* Exercise brief
Using the records provided below, locate and copy each line that contains the word "into".

[Dataset rows about figures]
--
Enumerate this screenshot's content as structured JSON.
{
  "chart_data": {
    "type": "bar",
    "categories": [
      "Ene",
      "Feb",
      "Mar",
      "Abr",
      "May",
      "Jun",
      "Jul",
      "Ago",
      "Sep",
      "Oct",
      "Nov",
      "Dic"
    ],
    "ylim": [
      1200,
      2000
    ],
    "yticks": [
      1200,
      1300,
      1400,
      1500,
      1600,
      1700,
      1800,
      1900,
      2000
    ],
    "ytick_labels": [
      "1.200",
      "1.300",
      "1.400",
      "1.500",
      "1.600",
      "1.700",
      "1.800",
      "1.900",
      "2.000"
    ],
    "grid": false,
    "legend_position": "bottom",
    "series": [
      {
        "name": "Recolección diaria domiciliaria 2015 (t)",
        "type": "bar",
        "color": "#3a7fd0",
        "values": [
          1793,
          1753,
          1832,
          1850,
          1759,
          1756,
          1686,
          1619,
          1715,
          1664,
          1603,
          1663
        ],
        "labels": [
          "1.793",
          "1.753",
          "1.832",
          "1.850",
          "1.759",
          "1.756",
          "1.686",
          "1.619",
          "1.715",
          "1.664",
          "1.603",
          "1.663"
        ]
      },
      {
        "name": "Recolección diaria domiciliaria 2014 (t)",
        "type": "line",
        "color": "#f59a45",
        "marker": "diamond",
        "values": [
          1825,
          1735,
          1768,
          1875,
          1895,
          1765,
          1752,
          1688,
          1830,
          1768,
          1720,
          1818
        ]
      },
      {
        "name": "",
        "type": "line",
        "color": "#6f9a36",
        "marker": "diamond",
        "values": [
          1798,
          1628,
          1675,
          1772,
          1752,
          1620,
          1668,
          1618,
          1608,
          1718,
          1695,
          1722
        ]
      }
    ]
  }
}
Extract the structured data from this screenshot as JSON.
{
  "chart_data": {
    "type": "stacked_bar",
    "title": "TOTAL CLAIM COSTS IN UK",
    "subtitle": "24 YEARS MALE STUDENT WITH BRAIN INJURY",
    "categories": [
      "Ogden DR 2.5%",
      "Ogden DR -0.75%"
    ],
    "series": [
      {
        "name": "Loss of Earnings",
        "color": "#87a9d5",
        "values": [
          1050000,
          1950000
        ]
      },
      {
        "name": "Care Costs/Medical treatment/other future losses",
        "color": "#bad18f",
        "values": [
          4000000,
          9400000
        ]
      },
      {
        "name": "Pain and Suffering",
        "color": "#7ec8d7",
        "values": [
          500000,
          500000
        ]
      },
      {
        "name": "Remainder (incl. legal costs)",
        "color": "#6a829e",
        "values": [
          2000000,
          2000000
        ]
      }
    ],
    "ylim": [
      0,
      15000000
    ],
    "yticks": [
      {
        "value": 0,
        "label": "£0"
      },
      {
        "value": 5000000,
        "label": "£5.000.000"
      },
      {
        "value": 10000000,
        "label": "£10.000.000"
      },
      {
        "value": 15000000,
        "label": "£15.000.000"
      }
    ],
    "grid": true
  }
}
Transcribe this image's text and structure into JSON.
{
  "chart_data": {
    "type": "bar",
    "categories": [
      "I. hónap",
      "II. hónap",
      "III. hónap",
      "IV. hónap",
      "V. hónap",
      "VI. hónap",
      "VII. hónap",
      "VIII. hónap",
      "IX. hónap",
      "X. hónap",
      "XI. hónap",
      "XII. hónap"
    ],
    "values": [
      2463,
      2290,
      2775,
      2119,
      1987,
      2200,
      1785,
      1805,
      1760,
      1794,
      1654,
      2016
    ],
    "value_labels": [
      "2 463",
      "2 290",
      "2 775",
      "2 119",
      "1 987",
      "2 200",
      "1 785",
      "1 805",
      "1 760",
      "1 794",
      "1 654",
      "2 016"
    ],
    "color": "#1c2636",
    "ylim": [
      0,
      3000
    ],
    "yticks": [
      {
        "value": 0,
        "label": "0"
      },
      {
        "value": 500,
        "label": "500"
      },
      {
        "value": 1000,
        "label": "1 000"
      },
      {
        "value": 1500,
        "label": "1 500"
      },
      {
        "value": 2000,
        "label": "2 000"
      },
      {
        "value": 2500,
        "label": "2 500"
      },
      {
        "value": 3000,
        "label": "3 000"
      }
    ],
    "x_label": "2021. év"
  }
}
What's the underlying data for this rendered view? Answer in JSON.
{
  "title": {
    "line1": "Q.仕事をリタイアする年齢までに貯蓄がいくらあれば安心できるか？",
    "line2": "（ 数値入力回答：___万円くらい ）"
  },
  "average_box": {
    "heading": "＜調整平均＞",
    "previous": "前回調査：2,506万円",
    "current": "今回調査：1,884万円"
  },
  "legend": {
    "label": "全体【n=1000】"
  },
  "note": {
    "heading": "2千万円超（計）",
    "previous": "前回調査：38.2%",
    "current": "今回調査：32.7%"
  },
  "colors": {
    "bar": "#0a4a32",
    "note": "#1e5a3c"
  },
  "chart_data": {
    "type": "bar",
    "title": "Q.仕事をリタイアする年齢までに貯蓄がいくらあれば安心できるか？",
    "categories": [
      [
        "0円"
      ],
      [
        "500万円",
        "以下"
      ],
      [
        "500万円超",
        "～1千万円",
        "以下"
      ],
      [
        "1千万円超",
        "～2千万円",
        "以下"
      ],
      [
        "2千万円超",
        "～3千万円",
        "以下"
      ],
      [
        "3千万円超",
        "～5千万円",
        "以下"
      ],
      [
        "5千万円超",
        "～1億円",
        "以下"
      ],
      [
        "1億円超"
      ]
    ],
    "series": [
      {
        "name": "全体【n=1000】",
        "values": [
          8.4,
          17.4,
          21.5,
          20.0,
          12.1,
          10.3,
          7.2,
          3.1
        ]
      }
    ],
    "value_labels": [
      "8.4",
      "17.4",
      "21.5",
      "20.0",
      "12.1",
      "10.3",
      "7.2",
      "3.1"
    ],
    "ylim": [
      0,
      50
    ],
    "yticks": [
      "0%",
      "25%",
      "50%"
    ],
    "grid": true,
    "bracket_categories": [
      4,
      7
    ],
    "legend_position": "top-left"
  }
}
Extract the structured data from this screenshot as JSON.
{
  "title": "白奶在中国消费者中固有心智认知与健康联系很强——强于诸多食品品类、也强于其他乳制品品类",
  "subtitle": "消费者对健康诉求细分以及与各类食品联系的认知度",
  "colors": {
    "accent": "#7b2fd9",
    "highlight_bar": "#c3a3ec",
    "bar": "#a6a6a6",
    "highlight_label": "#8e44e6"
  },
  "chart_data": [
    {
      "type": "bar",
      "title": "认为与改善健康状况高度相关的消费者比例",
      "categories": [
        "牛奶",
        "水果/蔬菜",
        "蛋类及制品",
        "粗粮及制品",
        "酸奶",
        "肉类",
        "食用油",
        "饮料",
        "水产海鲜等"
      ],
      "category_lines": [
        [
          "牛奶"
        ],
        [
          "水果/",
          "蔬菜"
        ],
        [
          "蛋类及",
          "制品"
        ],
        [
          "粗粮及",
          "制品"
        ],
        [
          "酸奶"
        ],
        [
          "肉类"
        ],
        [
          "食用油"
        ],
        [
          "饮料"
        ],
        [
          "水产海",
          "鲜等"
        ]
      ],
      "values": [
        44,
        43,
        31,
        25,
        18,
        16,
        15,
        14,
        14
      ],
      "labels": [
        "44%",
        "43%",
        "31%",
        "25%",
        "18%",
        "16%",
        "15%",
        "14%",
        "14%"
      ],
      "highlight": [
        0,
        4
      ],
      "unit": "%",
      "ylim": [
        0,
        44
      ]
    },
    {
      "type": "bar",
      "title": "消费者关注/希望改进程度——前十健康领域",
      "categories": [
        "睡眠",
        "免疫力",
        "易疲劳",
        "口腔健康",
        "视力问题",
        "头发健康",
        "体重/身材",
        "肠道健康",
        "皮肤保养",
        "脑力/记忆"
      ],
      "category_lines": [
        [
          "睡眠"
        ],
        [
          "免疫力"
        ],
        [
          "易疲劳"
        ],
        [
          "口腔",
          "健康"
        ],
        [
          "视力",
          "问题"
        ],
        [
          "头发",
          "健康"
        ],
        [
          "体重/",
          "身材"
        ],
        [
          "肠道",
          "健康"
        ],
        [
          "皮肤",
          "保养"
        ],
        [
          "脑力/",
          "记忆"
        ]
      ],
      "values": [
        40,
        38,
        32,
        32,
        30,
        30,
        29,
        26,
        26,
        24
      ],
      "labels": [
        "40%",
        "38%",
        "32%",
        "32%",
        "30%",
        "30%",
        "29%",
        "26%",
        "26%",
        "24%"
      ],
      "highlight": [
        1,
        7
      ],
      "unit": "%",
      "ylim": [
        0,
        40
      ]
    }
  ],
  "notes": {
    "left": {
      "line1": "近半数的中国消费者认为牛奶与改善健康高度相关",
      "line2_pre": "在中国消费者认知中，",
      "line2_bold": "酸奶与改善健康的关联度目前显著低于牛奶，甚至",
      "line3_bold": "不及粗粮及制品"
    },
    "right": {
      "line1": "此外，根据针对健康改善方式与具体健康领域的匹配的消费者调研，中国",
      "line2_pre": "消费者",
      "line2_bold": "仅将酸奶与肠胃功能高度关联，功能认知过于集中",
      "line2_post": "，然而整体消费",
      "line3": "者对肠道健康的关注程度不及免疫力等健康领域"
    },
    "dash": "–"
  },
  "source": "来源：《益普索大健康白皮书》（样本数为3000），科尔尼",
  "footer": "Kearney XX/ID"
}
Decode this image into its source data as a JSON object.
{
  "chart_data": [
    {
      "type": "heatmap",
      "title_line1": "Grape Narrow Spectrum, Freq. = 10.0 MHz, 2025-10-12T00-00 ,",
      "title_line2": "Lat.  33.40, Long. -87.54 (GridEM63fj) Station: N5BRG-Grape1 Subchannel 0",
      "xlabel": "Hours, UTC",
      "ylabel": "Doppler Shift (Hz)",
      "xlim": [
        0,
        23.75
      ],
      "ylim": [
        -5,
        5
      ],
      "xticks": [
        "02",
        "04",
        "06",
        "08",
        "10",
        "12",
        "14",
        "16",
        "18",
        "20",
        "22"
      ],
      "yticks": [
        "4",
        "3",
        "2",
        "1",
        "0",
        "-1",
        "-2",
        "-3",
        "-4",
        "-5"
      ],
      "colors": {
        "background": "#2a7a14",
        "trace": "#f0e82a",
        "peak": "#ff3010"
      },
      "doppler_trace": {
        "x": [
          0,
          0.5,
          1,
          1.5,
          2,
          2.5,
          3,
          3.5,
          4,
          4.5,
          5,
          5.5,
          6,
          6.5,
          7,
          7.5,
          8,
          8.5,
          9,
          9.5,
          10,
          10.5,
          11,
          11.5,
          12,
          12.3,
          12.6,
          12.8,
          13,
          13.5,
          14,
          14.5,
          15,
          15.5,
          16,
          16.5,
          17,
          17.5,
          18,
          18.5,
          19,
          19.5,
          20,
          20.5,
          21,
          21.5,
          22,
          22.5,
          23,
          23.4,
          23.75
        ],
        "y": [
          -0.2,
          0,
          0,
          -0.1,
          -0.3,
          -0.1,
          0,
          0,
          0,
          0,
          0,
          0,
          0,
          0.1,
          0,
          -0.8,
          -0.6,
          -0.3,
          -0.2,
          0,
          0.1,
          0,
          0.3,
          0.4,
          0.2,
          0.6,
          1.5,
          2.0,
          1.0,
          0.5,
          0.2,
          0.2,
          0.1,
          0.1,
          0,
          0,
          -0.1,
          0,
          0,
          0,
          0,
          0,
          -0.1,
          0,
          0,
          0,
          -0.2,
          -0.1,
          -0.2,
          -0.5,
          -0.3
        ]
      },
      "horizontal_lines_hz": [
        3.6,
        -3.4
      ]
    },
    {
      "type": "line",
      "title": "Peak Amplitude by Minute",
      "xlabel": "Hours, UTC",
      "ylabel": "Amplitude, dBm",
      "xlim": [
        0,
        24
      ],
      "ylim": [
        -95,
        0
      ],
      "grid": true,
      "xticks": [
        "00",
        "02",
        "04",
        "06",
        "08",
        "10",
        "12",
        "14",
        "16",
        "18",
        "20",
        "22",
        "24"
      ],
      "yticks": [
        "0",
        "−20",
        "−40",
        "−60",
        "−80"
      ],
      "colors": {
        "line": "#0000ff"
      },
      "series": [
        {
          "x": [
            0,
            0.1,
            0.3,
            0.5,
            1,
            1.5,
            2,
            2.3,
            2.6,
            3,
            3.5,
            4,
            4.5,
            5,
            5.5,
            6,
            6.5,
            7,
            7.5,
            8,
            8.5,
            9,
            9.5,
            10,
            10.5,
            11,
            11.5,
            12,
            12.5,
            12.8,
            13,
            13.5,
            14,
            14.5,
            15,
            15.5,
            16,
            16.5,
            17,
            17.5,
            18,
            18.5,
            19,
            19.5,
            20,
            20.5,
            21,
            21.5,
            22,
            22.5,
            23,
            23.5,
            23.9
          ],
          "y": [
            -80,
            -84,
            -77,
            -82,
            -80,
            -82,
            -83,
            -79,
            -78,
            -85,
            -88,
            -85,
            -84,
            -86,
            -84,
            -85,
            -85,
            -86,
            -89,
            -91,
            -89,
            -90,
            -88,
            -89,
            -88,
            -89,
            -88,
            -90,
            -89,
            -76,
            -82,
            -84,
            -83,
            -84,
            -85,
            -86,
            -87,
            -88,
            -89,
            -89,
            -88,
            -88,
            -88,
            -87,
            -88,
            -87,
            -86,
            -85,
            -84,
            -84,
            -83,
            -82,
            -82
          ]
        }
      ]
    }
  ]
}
--
* Final result
Transcribe this image's text and structure into JSON.
Decode this image into its source data as a JSON object.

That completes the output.